══ DATA ROWS
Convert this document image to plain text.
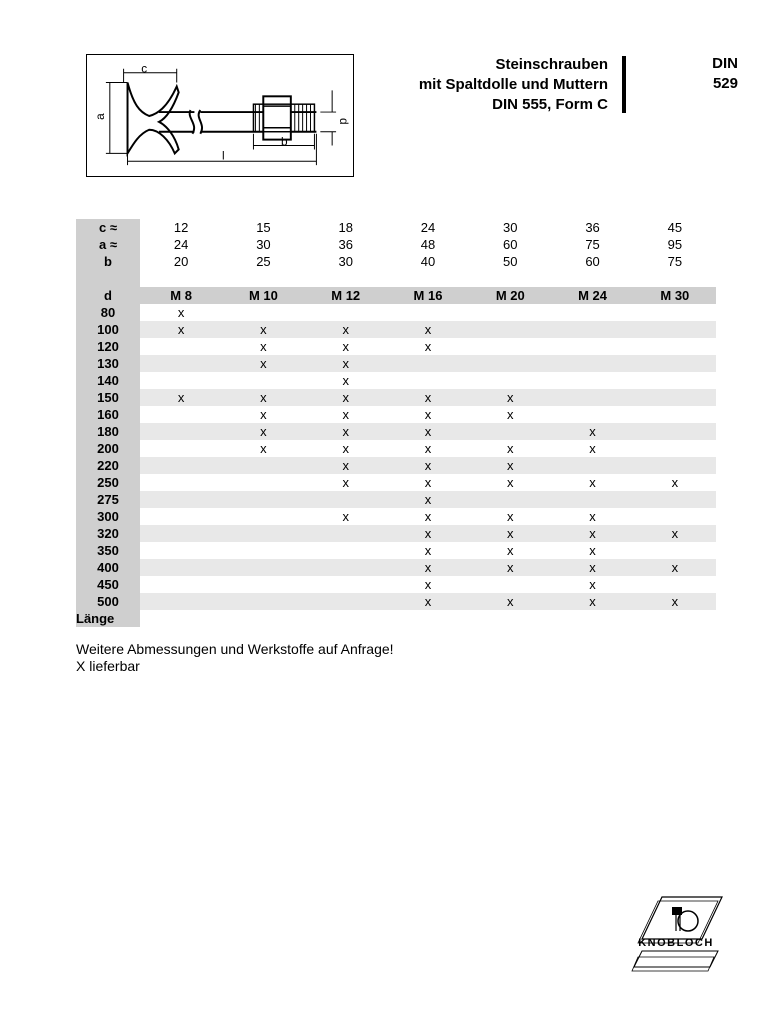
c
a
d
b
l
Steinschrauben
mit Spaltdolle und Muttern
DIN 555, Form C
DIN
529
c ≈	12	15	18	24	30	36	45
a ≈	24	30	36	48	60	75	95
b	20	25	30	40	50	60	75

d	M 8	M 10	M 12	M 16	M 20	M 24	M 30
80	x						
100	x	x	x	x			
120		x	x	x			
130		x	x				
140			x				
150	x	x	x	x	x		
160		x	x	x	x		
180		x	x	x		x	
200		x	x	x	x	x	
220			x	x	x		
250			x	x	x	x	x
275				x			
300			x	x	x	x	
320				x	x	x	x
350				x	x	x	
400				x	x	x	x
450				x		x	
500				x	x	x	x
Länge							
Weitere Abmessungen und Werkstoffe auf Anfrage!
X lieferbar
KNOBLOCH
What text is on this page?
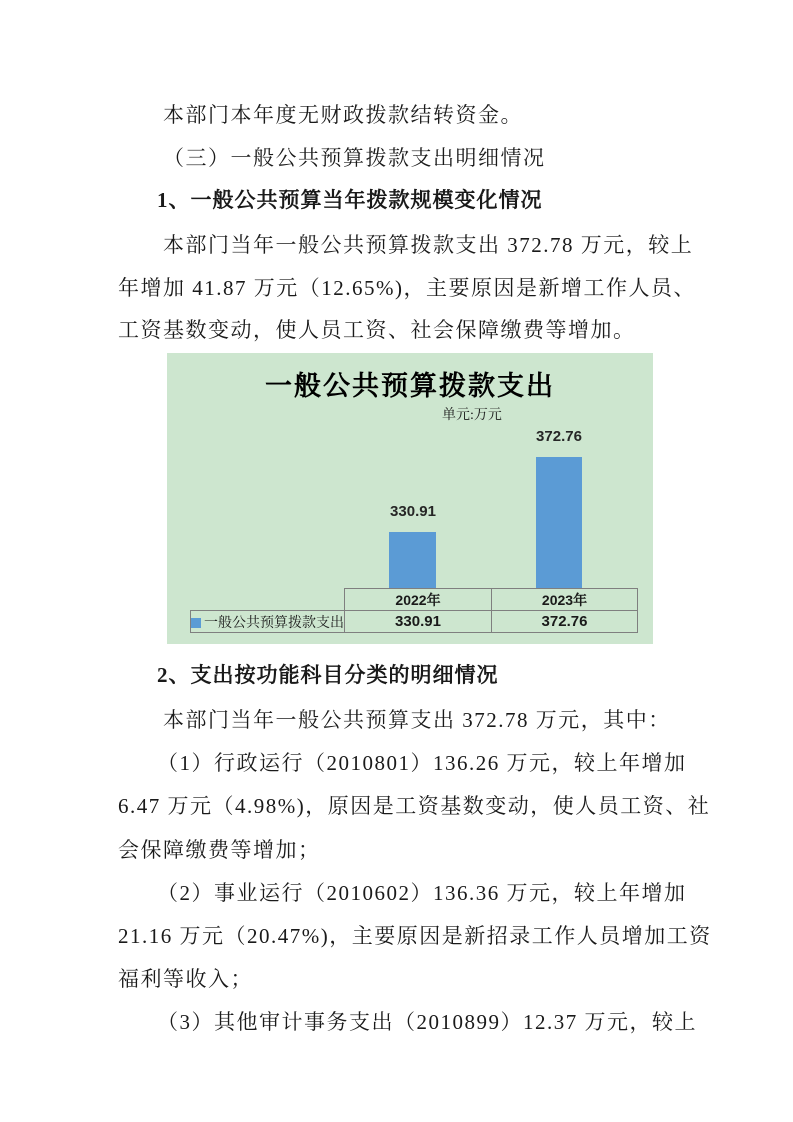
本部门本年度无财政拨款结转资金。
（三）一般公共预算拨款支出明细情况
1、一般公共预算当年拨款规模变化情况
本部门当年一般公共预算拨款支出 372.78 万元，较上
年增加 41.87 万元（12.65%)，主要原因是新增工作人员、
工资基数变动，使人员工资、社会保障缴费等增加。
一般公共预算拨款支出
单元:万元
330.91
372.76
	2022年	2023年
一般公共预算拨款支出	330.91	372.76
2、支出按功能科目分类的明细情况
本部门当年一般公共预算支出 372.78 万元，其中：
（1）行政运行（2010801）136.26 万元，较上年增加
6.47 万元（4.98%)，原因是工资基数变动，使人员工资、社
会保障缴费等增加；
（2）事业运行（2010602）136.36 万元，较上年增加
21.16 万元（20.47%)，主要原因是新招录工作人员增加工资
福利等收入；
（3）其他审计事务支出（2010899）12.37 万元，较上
════
══ DATA ROWS
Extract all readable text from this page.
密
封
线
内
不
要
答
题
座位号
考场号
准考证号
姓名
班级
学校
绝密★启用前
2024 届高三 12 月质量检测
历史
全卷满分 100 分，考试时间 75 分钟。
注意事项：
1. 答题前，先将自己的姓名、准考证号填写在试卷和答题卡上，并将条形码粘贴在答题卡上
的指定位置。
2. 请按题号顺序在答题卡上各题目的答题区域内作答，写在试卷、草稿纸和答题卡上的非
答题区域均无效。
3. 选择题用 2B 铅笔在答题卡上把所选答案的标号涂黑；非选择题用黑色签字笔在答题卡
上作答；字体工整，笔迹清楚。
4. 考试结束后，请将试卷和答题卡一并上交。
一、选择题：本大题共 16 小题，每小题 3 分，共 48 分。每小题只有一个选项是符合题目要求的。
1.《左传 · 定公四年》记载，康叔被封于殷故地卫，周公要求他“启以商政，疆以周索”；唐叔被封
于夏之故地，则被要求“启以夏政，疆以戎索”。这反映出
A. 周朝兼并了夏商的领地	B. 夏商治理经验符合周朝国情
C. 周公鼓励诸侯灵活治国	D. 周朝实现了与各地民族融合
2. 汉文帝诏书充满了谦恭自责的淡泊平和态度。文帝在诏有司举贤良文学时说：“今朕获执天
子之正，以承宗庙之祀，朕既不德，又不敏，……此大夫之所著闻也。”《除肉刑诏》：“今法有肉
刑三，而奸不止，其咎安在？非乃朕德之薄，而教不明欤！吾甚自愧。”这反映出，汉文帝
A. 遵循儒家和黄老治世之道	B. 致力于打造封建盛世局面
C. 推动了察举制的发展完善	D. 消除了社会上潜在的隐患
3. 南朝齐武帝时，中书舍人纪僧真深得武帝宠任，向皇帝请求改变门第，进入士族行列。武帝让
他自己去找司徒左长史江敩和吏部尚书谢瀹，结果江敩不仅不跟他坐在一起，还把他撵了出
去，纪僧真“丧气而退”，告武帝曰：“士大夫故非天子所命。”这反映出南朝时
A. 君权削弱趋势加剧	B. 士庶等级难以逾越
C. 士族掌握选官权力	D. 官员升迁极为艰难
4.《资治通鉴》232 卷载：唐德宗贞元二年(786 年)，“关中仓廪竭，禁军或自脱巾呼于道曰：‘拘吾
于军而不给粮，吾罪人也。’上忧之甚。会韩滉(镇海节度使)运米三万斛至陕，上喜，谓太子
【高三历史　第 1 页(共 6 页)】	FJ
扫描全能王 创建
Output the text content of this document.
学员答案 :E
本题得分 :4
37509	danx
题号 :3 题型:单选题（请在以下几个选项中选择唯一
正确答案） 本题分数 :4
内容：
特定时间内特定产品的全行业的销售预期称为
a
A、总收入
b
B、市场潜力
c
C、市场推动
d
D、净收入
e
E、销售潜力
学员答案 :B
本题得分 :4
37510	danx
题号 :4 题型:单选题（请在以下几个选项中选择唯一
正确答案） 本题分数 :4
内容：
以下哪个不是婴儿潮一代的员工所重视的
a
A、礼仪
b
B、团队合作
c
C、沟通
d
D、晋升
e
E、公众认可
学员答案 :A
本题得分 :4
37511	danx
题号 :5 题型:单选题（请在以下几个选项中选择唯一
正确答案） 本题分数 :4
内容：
════
■ YOUR TASK ■
Go through the material line by line. Show each line that contains the string "page".

■ COMPLETE ANSWER ■
What text is on this page?
Extract all readable text from this page.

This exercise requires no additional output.